BRIEF = Output all of the entries below precisely as written.

▶

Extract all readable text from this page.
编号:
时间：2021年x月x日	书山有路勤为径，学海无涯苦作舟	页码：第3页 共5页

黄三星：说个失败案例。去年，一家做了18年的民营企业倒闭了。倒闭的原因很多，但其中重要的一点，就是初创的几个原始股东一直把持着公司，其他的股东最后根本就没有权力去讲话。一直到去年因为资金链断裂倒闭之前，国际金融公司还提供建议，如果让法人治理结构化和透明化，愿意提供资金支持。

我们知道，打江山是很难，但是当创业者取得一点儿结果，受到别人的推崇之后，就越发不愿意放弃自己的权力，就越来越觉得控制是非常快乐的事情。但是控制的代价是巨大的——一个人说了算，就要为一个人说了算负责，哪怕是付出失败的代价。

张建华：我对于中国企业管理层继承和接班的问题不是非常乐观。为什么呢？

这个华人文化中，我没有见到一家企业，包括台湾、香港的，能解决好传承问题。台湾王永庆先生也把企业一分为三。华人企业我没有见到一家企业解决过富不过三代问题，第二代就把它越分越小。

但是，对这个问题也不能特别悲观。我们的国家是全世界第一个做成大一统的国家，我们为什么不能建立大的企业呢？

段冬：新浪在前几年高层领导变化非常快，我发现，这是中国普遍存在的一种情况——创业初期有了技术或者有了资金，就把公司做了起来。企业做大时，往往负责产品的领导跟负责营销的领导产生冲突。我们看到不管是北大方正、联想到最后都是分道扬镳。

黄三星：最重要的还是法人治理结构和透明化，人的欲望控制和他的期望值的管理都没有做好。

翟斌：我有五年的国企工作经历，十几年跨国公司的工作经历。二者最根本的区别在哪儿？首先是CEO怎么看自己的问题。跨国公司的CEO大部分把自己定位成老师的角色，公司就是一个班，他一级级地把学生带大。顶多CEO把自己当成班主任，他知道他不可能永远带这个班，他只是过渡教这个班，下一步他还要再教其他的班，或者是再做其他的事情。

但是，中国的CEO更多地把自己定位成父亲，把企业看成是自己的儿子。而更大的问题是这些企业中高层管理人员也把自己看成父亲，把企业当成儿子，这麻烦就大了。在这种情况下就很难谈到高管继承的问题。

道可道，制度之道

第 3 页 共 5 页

◀

ANSWER TO THIS EXERCISE =
Extract all readable text from this page.
编号:
时间：2021年x月x日	书山有路勤为径，学海无涯苦作舟	页码：第3页 共5页

黄三星：说个失败案例。去年，一家做了18年的民营企业倒闭了。倒闭的原因很多，但其中重要的一点，就是初创的几个原始股东一直把持着公司，其他的股东最后根本就没有权力去讲话。一直到去年因为资金链断裂倒闭之前，国际金融公司还提供建议，如果让法人治理结构化和透明化，愿意提供资金支持。

我们知道，打江山是很难，但是当创业者取得一点儿结果，受到别人的推崇之后，就越发不愿意放弃自己的权力，就越来越觉得控制是非常快乐的事情。但是控制的代价是巨大的——一个人说了算，就要为一个人说了算负责，哪怕是付出失败的代价。

张建华：我对于中国企业管理层继承和接班的问题不是非常乐观。为什么呢？

这个华人文化中，我没有见到一家企业，包括台湾、香港的，能解决好传承问题。台湾王永庆先生也把企业一分为三。华人企业我没有见到一家企业解决过富不过三代问题，第二代就把它越分越小。

但是，对这个问题也不能特别悲观。我们的国家是全世界第一个做成大一统的国家，我们为什么不能建立大的企业呢？

段冬：新浪在前几年高层领导变化非常快，我发现，这是中国普遍存在的一种情况——创业初期有了技术或者有了资金，就把公司做了起来。企业做大时，往往负责产品的领导跟负责营销的领导产生冲突。我们看到不管是北大方正、联想到最后都是分道扬镳。

黄三星：最重要的还是法人治理结构和透明化，人的欲望控制和他的期望值的管理都没有做好。

翟斌：我有五年的国企工作经历，十几年跨国公司的工作经历。二者最根本的区别在哪儿？首先是CEO怎么看自己的问题。跨国公司的CEO大部分把自己定位成老师的角色，公司就是一个班，他一级级地把学生带大。顶多CEO把自己当成班主任，他知道他不可能永远带这个班，他只是过渡教这个班，下一步他还要再教其他的班，或者是再做其他的事情。

但是，中国的CEO更多地把自己定位成父亲，把企业看成是自己的儿子。而更大的问题是这些企业中高层管理人员也把自己看成父亲，把企业当成儿子，这麻烦就大了。在这种情况下就很难谈到高管继承的问题。

道可道，制度之道

第 3 页 共 5 页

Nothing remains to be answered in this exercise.